__Set exercise__
Could you return each line from the one bearing "Enumerate this screenshot's" through the last line of the entries, exactly as it stands, with no pictures?

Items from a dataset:
************
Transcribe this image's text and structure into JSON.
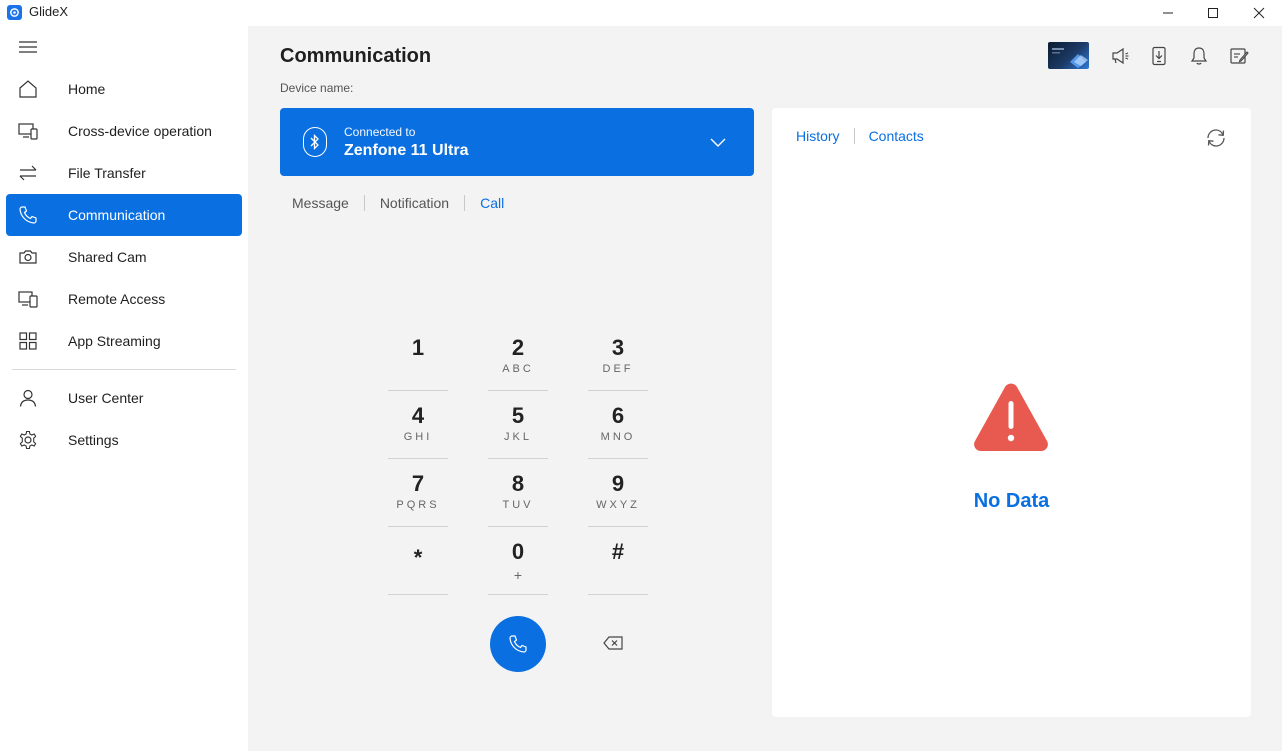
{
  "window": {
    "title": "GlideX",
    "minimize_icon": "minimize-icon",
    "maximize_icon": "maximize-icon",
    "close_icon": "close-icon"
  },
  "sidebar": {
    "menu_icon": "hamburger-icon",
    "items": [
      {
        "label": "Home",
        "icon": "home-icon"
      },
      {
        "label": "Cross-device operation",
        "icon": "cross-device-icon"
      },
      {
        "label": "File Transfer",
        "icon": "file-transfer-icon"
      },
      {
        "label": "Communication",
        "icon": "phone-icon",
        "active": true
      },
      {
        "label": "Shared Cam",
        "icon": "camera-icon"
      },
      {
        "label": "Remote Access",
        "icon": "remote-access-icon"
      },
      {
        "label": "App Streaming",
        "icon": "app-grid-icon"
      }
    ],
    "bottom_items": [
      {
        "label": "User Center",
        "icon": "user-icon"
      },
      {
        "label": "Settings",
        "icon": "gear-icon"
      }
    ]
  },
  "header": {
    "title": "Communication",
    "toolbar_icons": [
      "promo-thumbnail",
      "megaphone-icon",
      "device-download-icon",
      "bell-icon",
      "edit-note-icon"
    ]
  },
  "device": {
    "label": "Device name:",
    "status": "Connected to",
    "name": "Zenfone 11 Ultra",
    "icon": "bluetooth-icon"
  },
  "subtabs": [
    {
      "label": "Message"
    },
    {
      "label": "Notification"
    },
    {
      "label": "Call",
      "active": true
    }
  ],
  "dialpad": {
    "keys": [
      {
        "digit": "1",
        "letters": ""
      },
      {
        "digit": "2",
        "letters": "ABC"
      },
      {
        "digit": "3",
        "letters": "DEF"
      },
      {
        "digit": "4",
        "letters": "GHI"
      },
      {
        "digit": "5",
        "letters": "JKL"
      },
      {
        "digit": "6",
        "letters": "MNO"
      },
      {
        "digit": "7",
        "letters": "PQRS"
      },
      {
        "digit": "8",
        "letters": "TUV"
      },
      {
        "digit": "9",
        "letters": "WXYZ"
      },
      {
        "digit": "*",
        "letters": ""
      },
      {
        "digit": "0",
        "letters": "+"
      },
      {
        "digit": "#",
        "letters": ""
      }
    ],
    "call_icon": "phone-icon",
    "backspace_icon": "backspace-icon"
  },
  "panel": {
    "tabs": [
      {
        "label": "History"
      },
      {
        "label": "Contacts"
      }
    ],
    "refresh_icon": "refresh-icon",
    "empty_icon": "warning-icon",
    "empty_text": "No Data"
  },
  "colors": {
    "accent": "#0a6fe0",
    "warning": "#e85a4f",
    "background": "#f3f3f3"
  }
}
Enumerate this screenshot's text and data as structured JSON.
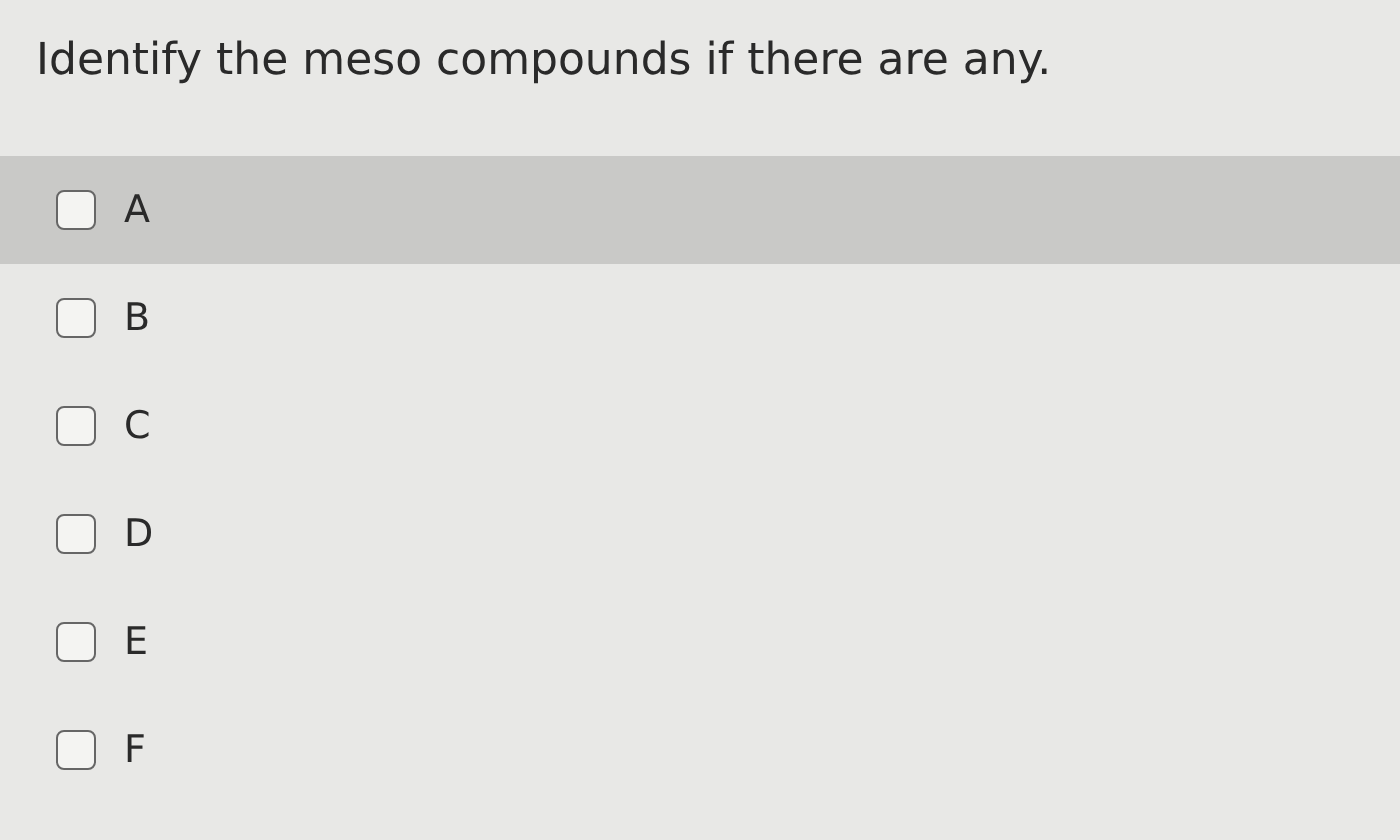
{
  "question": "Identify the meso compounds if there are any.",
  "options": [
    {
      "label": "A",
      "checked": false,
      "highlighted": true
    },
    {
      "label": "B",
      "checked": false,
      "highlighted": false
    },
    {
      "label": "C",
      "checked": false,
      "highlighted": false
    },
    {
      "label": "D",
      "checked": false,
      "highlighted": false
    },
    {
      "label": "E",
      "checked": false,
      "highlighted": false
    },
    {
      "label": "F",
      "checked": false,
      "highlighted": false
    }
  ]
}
************
__Finished answer__
Enumerate this screenshot's text and data as structured JSON.
{
  "question": "Identify the meso compounds if there are any.",
  "options": [
    {
      "label": "A",
      "checked": false,
      "highlighted": true
    },
    {
      "label": "B",
      "checked": false,
      "highlighted": false
    },
    {
      "label": "C",
      "checked": false,
      "highlighted": false
    },
    {
      "label": "D",
      "checked": false,
      "highlighted": false
    },
    {
      "label": "E",
      "checked": false,
      "highlighted": false
    },
    {
      "label": "F",
      "checked": false,
      "highlighted": false
    }
  ]
}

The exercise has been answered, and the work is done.